**WRITTEN TASK**. Where a line of the material contains the string "TradeWaves", copy that line.

**MATERIAL FOR THE TASK**.
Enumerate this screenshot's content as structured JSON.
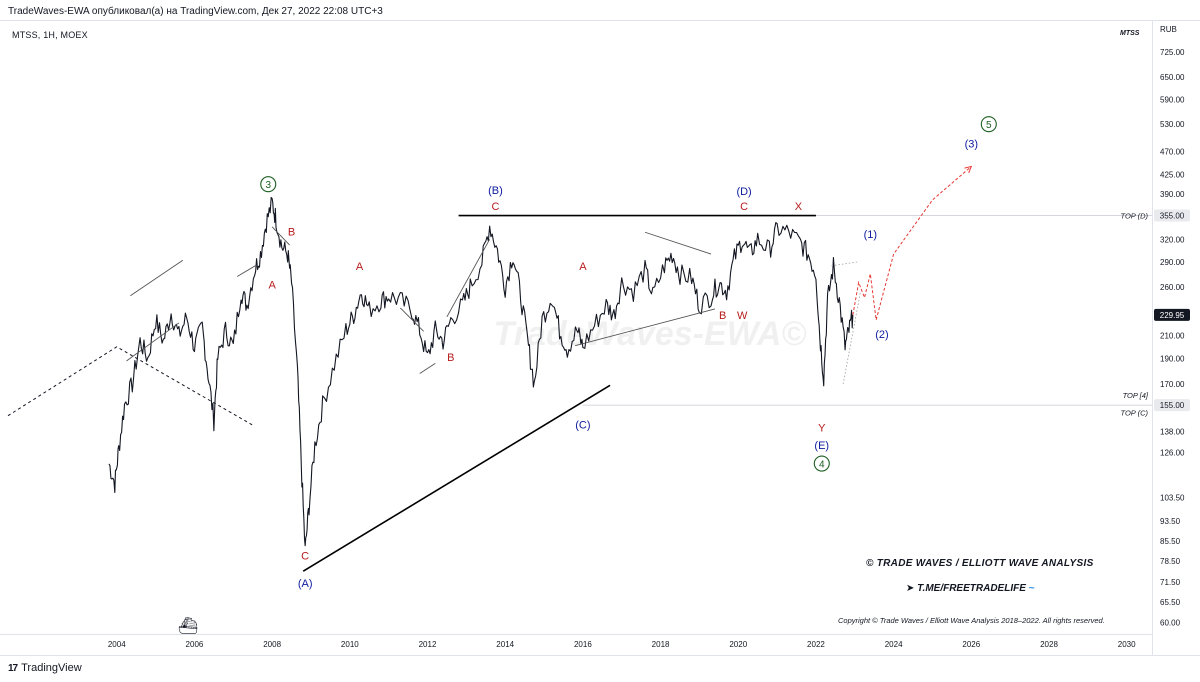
{
  "header": {
    "publish_line": "TradeWaves-EWA опубликовал(а) на TradingView.com, Дек 27, 2022 22:08 UTC+3",
    "symbol_line": "MTSS, 1H, MOEX",
    "symbol_right": "MTSS"
  },
  "footer": {
    "logo": "17",
    "brand_name": "TradingView"
  },
  "branding": {
    "title": "© TRADE WAVES / ELLIOTT WAVE ANALYSIS",
    "telegram": "T.ME/FREETRADELIFE",
    "copyright": "Copyright © Trade Waves / Elliott Wave Analysis 2018–2022. All rights reserved.",
    "watermark": "TradeWaves-EWA©"
  },
  "chart_data": {
    "type": "line",
    "currency": "RUB",
    "x_range": [
      2001.2,
      2030.6
    ],
    "y_scale": "log",
    "y_range": [
      57,
      820
    ],
    "x_tick_labels": [
      "2004",
      "2006",
      "2008",
      "2010",
      "2012",
      "2014",
      "2016",
      "2018",
      "2020",
      "2022",
      "2024",
      "2026",
      "2028",
      "2030"
    ],
    "y_tick_labels": [
      "725.00",
      "650.00",
      "590.00",
      "530.00",
      "470.00",
      "425.00",
      "390.00",
      "320.00",
      "290.00",
      "260.00",
      "210.00",
      "190.00",
      "170.00",
      "138.00",
      "126.00",
      "103.50",
      "93.50",
      "85.50",
      "78.50",
      "71.50",
      "65.50",
      "60.00"
    ],
    "price_tags": [
      {
        "label": "355.00",
        "value": 355,
        "style": "light"
      },
      {
        "label": "229.95",
        "value": 229.95,
        "style": "dark"
      },
      {
        "label": "155.00",
        "value": 155,
        "style": "light"
      }
    ],
    "level_labels": [
      {
        "text": "TOP (D)",
        "value": 355
      },
      {
        "text": "TOP [4]",
        "value": 162
      },
      {
        "text": "TOP (C)",
        "value": 150
      }
    ],
    "price_series": [
      [
        2003.8,
        120
      ],
      [
        2003.95,
        110
      ],
      [
        2004.05,
        128
      ],
      [
        2004.2,
        155
      ],
      [
        2004.4,
        170
      ],
      [
        2004.6,
        205
      ],
      [
        2004.8,
        190
      ],
      [
        2005.0,
        225
      ],
      [
        2005.2,
        205
      ],
      [
        2005.4,
        232
      ],
      [
        2005.6,
        210
      ],
      [
        2005.8,
        228
      ],
      [
        2006.0,
        200
      ],
      [
        2006.2,
        218
      ],
      [
        2006.35,
        178
      ],
      [
        2006.5,
        145
      ],
      [
        2006.6,
        190
      ],
      [
        2006.8,
        215
      ],
      [
        2007.0,
        200
      ],
      [
        2007.2,
        255
      ],
      [
        2007.35,
        240
      ],
      [
        2007.55,
        280
      ],
      [
        2007.7,
        300
      ],
      [
        2007.85,
        345
      ],
      [
        2008.0,
        375
      ],
      [
        2008.1,
        350
      ],
      [
        2008.25,
        310
      ],
      [
        2008.4,
        300
      ],
      [
        2008.5,
        265
      ],
      [
        2008.65,
        180
      ],
      [
        2008.75,
        120
      ],
      [
        2008.85,
        82
      ],
      [
        2008.95,
        100
      ],
      [
        2009.1,
        130
      ],
      [
        2009.3,
        155
      ],
      [
        2009.6,
        185
      ],
      [
        2009.9,
        215
      ],
      [
        2010.1,
        230
      ],
      [
        2010.3,
        255
      ],
      [
        2010.5,
        235
      ],
      [
        2010.8,
        245
      ],
      [
        2011.0,
        250
      ],
      [
        2011.3,
        245
      ],
      [
        2011.6,
        235
      ],
      [
        2011.8,
        215
      ],
      [
        2012.0,
        190
      ],
      [
        2012.2,
        215
      ],
      [
        2012.4,
        205
      ],
      [
        2012.6,
        225
      ],
      [
        2012.9,
        240
      ],
      [
        2013.1,
        260
      ],
      [
        2013.4,
        290
      ],
      [
        2013.6,
        340
      ],
      [
        2013.8,
        305
      ],
      [
        2014.0,
        260
      ],
      [
        2014.2,
        300
      ],
      [
        2014.4,
        250
      ],
      [
        2014.6,
        200
      ],
      [
        2014.75,
        170
      ],
      [
        2014.95,
        225
      ],
      [
        2015.2,
        250
      ],
      [
        2015.4,
        215
      ],
      [
        2015.6,
        198
      ],
      [
        2015.85,
        215
      ],
      [
        2016.0,
        200
      ],
      [
        2016.3,
        220
      ],
      [
        2016.6,
        240
      ],
      [
        2016.8,
        230
      ],
      [
        2017.0,
        265
      ],
      [
        2017.3,
        255
      ],
      [
        2017.6,
        280
      ],
      [
        2017.8,
        250
      ],
      [
        2018.1,
        285
      ],
      [
        2018.3,
        300
      ],
      [
        2018.5,
        275
      ],
      [
        2018.8,
        270
      ],
      [
        2019.0,
        240
      ],
      [
        2019.3,
        250
      ],
      [
        2019.5,
        265
      ],
      [
        2019.7,
        255
      ],
      [
        2019.9,
        295
      ],
      [
        2020.1,
        320
      ],
      [
        2020.3,
        300
      ],
      [
        2020.5,
        320
      ],
      [
        2020.8,
        305
      ],
      [
        2021.0,
        335
      ],
      [
        2021.3,
        330
      ],
      [
        2021.6,
        315
      ],
      [
        2021.8,
        300
      ],
      [
        2022.0,
        275
      ],
      [
        2022.1,
        210
      ],
      [
        2022.2,
        175
      ],
      [
        2022.3,
        245
      ],
      [
        2022.45,
        285
      ],
      [
        2022.6,
        245
      ],
      [
        2022.75,
        200
      ],
      [
        2022.85,
        215
      ],
      [
        2022.95,
        229.95
      ]
    ],
    "trendlines": [
      {
        "name": "lower-triangle-line",
        "x1": 2008.8,
        "y1": 75,
        "x2": 2016.7,
        "y2": 169,
        "style": "solid"
      },
      {
        "name": "upper-triangle-line",
        "x1": 2012.8,
        "y1": 355,
        "x2": 2022.0,
        "y2": 355,
        "style": "solid"
      }
    ],
    "channels": [
      {
        "x1": 2004.25,
        "y1": 188,
        "x2": 2005.6,
        "y2": 222
      },
      {
        "x1": 2004.35,
        "y1": 250,
        "x2": 2005.7,
        "y2": 292
      },
      {
        "x1": 2007.1,
        "y1": 272,
        "x2": 2007.6,
        "y2": 286
      },
      {
        "x1": 2008.0,
        "y1": 338,
        "x2": 2008.45,
        "y2": 312
      },
      {
        "x1": 2011.3,
        "y1": 237,
        "x2": 2011.9,
        "y2": 214
      },
      {
        "x1": 2011.8,
        "y1": 178,
        "x2": 2012.2,
        "y2": 186
      },
      {
        "x1": 2012.5,
        "y1": 228,
        "x2": 2013.6,
        "y2": 320
      },
      {
        "x1": 2015.8,
        "y1": 201,
        "x2": 2019.4,
        "y2": 236
      },
      {
        "x1": 2017.6,
        "y1": 330,
        "x2": 2019.3,
        "y2": 300
      }
    ],
    "projection_dashed_past": [
      [
        2001.2,
        148
      ],
      [
        2004.0,
        200
      ],
      [
        2007.5,
        142
      ]
    ],
    "projection_red": [
      [
        2022.95,
        229.95
      ],
      [
        2023.1,
        265
      ],
      [
        2023.25,
        248
      ],
      [
        2023.4,
        275
      ],
      [
        2023.55,
        225
      ],
      [
        2024.0,
        300
      ],
      [
        2025.0,
        380
      ],
      [
        2026.0,
        440
      ]
    ],
    "wave_labels": [
      {
        "text": "3",
        "x": 2007.9,
        "y": 400,
        "color": "#1b5e20",
        "circled": true
      },
      {
        "text": "B",
        "x": 2008.5,
        "y": 325,
        "color": "#b71c1c"
      },
      {
        "text": "A",
        "x": 2008.0,
        "y": 258,
        "color": "#b71c1c"
      },
      {
        "text": "C",
        "x": 2008.85,
        "y": 79,
        "color": "#b71c1c"
      },
      {
        "text": "(A)",
        "x": 2008.85,
        "y": 70,
        "color": "#0d1b9e"
      },
      {
        "text": "A",
        "x": 2010.25,
        "y": 280,
        "color": "#b71c1c"
      },
      {
        "text": "B",
        "x": 2012.6,
        "y": 188,
        "color": "#b71c1c"
      },
      {
        "text": "(B)",
        "x": 2013.75,
        "y": 390,
        "color": "#0d1b9e"
      },
      {
        "text": "C",
        "x": 2013.75,
        "y": 364,
        "color": "#b71c1c"
      },
      {
        "text": "A",
        "x": 2016.0,
        "y": 280,
        "color": "#b71c1c"
      },
      {
        "text": "(C)",
        "x": 2016.0,
        "y": 140,
        "color": "#0d1b9e"
      },
      {
        "text": "B",
        "x": 2019.6,
        "y": 226,
        "color": "#b71c1c"
      },
      {
        "text": "W",
        "x": 2020.1,
        "y": 226,
        "color": "#b71c1c"
      },
      {
        "text": "(D)",
        "x": 2020.15,
        "y": 388,
        "color": "#0d1b9e"
      },
      {
        "text": "C",
        "x": 2020.15,
        "y": 364,
        "color": "#b71c1c"
      },
      {
        "text": "X",
        "x": 2021.55,
        "y": 364,
        "color": "#b71c1c"
      },
      {
        "text": "Y",
        "x": 2022.15,
        "y": 138,
        "color": "#b71c1c"
      },
      {
        "text": "(E)",
        "x": 2022.15,
        "y": 128,
        "color": "#0d1b9e"
      },
      {
        "text": "4",
        "x": 2022.15,
        "y": 118,
        "color": "#1b5e20",
        "circled": true
      },
      {
        "text": "(1)",
        "x": 2023.4,
        "y": 322,
        "color": "#0d1b9e"
      },
      {
        "text": "(2)",
        "x": 2023.7,
        "y": 208,
        "color": "#0d1b9e"
      },
      {
        "text": "(3)",
        "x": 2026.0,
        "y": 478,
        "color": "#0d1b9e"
      },
      {
        "text": "5",
        "x": 2026.45,
        "y": 520,
        "color": "#1b5e20",
        "circled": true
      }
    ]
  }
}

**PROBLEM SOLUTION**.
    "publish_line": "TradeWaves-EWA опубликовал(а) на TradingView.com, Дек 27, 2022 22:08 UTC+3",
    "watermark": "TradeWaves-EWA©"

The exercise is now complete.